(A run of records)
::::::::
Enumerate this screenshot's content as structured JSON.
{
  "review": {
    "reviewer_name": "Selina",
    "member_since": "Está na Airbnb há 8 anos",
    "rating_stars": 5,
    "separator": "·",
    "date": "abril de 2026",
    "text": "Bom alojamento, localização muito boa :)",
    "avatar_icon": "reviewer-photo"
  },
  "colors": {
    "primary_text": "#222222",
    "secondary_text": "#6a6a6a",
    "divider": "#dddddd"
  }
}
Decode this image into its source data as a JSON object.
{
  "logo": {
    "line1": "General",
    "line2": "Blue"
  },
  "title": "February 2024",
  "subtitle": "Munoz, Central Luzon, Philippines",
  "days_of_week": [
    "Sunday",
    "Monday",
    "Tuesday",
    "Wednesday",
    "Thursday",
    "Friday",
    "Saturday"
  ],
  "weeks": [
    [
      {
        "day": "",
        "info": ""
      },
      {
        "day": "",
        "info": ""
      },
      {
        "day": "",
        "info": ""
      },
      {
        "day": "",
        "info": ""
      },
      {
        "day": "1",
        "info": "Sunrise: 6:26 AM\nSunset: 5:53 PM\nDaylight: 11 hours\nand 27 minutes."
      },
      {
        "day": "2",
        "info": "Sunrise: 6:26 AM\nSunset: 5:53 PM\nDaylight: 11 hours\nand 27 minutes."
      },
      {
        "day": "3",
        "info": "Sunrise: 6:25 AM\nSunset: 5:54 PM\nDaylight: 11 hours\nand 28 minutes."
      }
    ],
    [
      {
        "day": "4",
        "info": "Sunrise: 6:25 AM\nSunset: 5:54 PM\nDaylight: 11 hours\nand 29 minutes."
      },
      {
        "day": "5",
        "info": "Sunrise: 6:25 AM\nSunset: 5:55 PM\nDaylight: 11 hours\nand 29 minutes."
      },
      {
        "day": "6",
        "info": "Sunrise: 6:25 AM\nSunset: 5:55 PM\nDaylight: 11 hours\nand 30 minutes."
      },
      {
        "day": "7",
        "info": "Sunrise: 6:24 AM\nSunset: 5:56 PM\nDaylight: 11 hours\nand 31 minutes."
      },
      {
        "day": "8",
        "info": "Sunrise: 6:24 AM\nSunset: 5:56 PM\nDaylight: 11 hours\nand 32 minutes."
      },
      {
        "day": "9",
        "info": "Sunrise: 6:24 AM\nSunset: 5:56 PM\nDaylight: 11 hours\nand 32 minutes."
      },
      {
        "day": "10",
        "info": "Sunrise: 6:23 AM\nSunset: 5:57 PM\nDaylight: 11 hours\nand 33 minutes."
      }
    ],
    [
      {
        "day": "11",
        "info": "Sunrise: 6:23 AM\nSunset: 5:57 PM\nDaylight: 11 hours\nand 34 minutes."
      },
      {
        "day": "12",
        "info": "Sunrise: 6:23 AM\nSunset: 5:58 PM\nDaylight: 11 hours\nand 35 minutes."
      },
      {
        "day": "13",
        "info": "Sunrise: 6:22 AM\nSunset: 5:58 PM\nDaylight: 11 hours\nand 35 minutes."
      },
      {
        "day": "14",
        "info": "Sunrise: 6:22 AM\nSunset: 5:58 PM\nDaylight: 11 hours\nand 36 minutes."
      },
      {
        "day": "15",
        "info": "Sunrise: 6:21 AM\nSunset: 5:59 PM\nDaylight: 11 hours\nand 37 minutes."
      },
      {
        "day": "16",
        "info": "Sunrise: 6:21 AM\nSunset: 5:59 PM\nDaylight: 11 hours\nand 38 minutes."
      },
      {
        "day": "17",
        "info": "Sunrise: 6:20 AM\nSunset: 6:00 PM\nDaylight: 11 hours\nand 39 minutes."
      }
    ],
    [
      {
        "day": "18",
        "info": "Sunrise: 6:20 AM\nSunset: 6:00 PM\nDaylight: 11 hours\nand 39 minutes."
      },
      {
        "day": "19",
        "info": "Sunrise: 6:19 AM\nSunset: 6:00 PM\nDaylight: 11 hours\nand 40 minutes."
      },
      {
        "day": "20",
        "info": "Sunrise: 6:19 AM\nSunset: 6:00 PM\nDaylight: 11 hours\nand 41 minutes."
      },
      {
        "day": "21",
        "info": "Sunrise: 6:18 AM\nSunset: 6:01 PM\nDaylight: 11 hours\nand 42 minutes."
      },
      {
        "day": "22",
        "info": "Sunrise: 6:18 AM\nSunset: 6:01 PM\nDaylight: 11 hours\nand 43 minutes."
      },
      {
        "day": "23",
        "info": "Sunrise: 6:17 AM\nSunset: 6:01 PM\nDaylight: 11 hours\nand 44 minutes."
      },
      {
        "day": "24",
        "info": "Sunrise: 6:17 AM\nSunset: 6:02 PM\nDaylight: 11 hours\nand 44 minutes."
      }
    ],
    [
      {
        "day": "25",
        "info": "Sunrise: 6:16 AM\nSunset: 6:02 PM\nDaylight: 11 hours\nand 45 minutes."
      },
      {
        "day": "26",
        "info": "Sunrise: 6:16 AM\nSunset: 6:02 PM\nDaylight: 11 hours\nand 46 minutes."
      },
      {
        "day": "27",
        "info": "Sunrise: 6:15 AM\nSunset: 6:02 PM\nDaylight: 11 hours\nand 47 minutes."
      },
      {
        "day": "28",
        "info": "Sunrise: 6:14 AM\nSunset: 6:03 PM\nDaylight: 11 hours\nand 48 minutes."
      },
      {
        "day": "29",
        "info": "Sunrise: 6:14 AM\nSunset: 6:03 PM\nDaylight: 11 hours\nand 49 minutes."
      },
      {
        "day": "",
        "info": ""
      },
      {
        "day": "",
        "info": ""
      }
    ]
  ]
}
::::::::
▶ _Instructions to follow_: Find every line in the records above that contains the word "this", and copy each one.

▶ _Written reply_:
Enumerate this screenshot's content as structured JSON.
Decode this image into its source data as a JSON object.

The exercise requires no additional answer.